Listed entries:
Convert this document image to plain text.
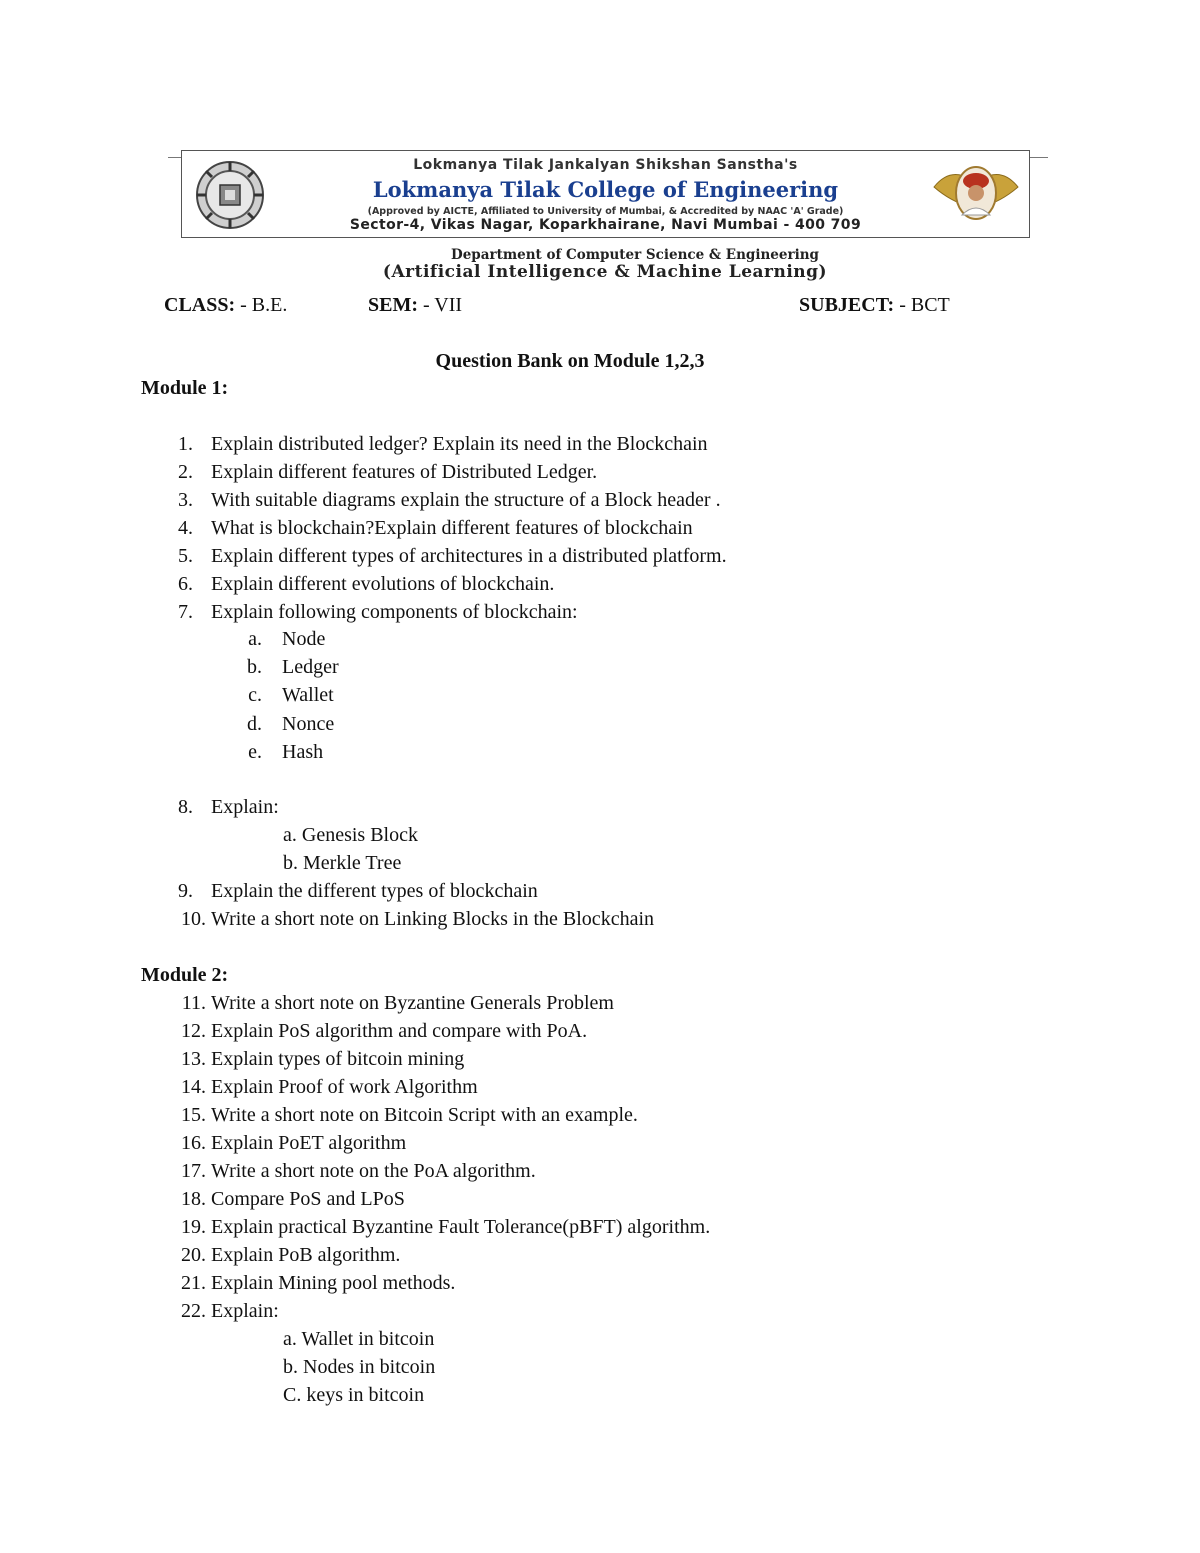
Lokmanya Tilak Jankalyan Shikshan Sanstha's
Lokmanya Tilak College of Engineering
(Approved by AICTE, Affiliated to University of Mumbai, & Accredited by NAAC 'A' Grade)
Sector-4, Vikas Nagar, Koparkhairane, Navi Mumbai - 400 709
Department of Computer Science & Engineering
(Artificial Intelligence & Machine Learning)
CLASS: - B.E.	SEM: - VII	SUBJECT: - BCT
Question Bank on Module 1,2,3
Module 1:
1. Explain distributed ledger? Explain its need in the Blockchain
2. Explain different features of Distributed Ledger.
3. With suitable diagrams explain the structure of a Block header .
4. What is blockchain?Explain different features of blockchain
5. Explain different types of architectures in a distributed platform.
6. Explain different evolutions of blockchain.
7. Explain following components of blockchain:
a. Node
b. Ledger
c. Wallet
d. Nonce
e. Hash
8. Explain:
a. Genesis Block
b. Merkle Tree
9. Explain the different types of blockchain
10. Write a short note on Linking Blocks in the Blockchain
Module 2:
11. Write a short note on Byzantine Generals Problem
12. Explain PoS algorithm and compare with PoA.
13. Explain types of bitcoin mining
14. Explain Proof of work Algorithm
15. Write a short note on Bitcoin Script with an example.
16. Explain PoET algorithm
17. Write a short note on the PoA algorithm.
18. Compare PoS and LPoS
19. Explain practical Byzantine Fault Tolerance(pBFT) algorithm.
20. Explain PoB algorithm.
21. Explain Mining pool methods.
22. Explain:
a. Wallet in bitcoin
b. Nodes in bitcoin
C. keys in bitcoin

Activity: Determine how many lines in the data contain the string "Byzantine", and give the number only.

Your solution: 2